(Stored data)
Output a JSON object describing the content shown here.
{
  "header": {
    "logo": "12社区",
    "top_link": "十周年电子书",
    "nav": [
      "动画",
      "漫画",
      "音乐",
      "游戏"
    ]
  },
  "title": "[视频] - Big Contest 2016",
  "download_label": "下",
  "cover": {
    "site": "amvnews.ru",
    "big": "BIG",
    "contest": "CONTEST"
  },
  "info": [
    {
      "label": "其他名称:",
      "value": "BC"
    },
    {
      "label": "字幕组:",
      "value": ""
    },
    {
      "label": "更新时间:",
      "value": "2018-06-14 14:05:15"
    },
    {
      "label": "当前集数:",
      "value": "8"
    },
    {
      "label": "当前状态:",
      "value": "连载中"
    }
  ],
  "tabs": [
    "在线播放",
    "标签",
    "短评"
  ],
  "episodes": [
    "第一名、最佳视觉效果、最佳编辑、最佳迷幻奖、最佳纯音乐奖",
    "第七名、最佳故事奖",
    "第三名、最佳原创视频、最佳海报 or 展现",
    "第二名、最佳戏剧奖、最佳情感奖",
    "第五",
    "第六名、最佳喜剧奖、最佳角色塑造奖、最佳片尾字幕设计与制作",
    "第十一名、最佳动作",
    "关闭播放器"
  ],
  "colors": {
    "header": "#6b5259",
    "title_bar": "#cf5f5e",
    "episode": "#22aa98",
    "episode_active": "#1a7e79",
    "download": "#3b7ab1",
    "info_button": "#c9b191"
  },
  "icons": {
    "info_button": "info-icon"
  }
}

• Directions for this task: Restate the data above exactly, keeping each word as it stands.

• Result:
Output a JSON object describing the content shown here.
{
  "header": {
    "logo": "12社区",
    "top_link": "十周年电子书",
    "nav": [
      "动画",
      "漫画",
      "音乐",
      "游戏"
    ]
  },
  "title": "[视频] - Big Contest 2016",
  "download_label": "下",
  "cover": {
    "site": "amvnews.ru",
    "big": "BIG",
    "contest": "CONTEST"
  },
  "info": [
    {
      "label": "其他名称:",
      "value": "BC"
    },
    {
      "label": "字幕组:",
      "value": ""
    },
    {
      "label": "更新时间:",
      "value": "2018-06-14 14:05:15"
    },
    {
      "label": "当前集数:",
      "value": "8"
    },
    {
      "label": "当前状态:",
      "value": "连载中"
    }
  ],
  "tabs": [
    "在线播放",
    "标签",
    "短评"
  ],
  "episodes": [
    "第一名、最佳视觉效果、最佳编辑、最佳迷幻奖、最佳纯音乐奖",
    "第七名、最佳故事奖",
    "第三名、最佳原创视频、最佳海报 or 展现",
    "第二名、最佳戏剧奖、最佳情感奖",
    "第五",
    "第六名、最佳喜剧奖、最佳角色塑造奖、最佳片尾字幕设计与制作",
    "第十一名、最佳动作",
    "关闭播放器"
  ],
  "colors": {
    "header": "#6b5259",
    "title_bar": "#cf5f5e",
    "episode": "#22aa98",
    "episode_active": "#1a7e79",
    "download": "#3b7ab1",
    "info_button": "#c9b191"
  },
  "icons": {
    "info_button": "info-icon"
  }
}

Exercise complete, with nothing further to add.